Repeat the entire listing exactly.

> [Data for this task]
******************************

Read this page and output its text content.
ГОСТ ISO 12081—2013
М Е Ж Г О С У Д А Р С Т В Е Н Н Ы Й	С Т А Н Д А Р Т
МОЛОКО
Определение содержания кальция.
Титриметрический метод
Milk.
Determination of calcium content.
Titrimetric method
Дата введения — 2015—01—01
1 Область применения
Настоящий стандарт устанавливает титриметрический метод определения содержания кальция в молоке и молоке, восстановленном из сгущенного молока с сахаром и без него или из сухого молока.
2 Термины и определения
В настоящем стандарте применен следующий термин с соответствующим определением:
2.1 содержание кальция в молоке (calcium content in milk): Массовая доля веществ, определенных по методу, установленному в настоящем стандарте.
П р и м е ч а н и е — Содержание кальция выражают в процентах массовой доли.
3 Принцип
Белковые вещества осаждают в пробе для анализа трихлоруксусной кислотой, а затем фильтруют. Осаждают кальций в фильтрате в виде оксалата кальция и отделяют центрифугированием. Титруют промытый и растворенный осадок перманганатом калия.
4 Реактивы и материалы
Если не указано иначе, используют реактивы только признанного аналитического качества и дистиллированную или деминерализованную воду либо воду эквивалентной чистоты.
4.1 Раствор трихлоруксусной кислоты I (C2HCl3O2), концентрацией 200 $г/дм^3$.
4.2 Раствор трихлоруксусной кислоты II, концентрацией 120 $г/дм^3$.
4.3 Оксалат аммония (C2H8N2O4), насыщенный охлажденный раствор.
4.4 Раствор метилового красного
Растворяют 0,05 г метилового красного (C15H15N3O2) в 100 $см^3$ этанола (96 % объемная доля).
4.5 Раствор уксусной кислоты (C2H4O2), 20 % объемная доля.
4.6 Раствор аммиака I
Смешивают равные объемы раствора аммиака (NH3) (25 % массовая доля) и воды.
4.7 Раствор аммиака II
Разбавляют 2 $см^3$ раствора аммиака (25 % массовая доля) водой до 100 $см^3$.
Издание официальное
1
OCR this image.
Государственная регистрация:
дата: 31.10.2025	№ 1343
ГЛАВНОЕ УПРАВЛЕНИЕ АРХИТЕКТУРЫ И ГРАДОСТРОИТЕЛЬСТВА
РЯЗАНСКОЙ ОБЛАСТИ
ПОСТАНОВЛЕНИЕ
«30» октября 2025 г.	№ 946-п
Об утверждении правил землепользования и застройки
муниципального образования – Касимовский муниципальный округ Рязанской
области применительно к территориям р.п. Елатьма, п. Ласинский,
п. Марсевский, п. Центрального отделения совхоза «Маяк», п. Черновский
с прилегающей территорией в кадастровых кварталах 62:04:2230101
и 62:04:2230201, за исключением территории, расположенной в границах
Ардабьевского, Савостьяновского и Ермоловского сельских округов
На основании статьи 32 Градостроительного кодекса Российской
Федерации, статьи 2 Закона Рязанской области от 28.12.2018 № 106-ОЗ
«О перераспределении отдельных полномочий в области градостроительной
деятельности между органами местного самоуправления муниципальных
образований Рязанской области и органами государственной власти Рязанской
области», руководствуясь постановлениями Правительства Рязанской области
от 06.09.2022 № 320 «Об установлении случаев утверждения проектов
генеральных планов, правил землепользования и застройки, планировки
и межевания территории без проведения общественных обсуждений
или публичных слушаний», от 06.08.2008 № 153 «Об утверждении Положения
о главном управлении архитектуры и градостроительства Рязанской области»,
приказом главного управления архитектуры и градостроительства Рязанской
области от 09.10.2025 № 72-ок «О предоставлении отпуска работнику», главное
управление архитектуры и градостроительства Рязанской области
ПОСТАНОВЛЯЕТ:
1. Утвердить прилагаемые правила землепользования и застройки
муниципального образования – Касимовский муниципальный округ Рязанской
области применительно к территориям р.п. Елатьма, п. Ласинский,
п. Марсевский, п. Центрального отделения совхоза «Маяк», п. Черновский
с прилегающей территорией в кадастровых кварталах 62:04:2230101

******************************

> [Solution]
Read this page and output its text content.
ГОСТ ISO 12081—2013
М Е Ж Г О С У Д А Р С Т В Е Н Н Ы Й	С Т А Н Д А Р Т
МОЛОКО
Определение содержания кальция.
Титриметрический метод
Milk.
Determination of calcium content.
Titrimetric method
Дата введения — 2015—01—01
1 Область применения
Настоящий стандарт устанавливает титриметрический метод определения содержания кальция в молоке и молоке, восстановленном из сгущенного молока с сахаром и без него или из сухого молока.
2 Термины и определения
В настоящем стандарте применен следующий термин с соответствующим определением:
2.1 содержание кальция в молоке (calcium content in milk): Массовая доля веществ, определенных по методу, установленному в настоящем стандарте.
П р и м е ч а н и е — Содержание кальция выражают в процентах массовой доли.
3 Принцип
Белковые вещества осаждают в пробе для анализа трихлоруксусной кислотой, а затем фильтруют. Осаждают кальций в фильтрате в виде оксалата кальция и отделяют центрифугированием. Титруют промытый и растворенный осадок перманганатом калия.
4 Реактивы и материалы
Если не указано иначе, используют реактивы только признанного аналитического качества и дистиллированную или деминерализованную воду либо воду эквивалентной чистоты.
4.1 Раствор трихлоруксусной кислоты I (C2HCl3O2), концентрацией 200 $г/дм^3$.
4.2 Раствор трихлоруксусной кислоты II, концентрацией 120 $г/дм^3$.
4.3 Оксалат аммония (C2H8N2O4), насыщенный охлажденный раствор.
4.4 Раствор метилового красного
Растворяют 0,05 г метилового красного (C15H15N3O2) в 100 $см^3$ этанола (96 % объемная доля).
4.5 Раствор уксусной кислоты (C2H4O2), 20 % объемная доля.
4.6 Раствор аммиака I
Смешивают равные объемы раствора аммиака (NH3) (25 % массовая доля) и воды.
4.7 Раствор аммиака II
Разбавляют 2 $см^3$ раствора аммиака (25 % массовая доля) водой до 100 $см^3$.
Издание официальное
1
OCR this image.
Государственная регистрация:
дата: 31.10.2025	№ 1343
ГЛАВНОЕ УПРАВЛЕНИЕ АРХИТЕКТУРЫ И ГРАДОСТРОИТЕЛЬСТВА
РЯЗАНСКОЙ ОБЛАСТИ
ПОСТАНОВЛЕНИЕ
«30» октября 2025 г.	№ 946-п
Об утверждении правил землепользования и застройки
муниципального образования – Касимовский муниципальный округ Рязанской
области применительно к территориям р.п. Елатьма, п. Ласинский,
п. Марсевский, п. Центрального отделения совхоза «Маяк», п. Черновский
с прилегающей территорией в кадастровых кварталах 62:04:2230101
и 62:04:2230201, за исключением территории, расположенной в границах
Ардабьевского, Савостьяновского и Ермоловского сельских округов
На основании статьи 32 Градостроительного кодекса Российской
Федерации, статьи 2 Закона Рязанской области от 28.12.2018 № 106-ОЗ
«О перераспределении отдельных полномочий в области градостроительной
деятельности между органами местного самоуправления муниципальных
образований Рязанской области и органами государственной власти Рязанской
области», руководствуясь постановлениями Правительства Рязанской области
от 06.09.2022 № 320 «Об установлении случаев утверждения проектов
генеральных планов, правил землепользования и застройки, планировки
и межевания территории без проведения общественных обсуждений
или публичных слушаний», от 06.08.2008 № 153 «Об утверждении Положения
о главном управлении архитектуры и градостроительства Рязанской области»,
приказом главного управления архитектуры и градостроительства Рязанской
области от 09.10.2025 № 72-ок «О предоставлении отпуска работнику», главное
управление архитектуры и градостроительства Рязанской области
ПОСТАНОВЛЯЕТ:
1. Утвердить прилагаемые правила землепользования и застройки
муниципального образования – Касимовский муниципальный округ Рязанской
области применительно к территориям р.п. Елатьма, п. Ласинский,
п. Марсевский, п. Центрального отделения совхоза «Маяк», п. Черновский
с прилегающей территорией в кадастровых кварталах 62:04:2230101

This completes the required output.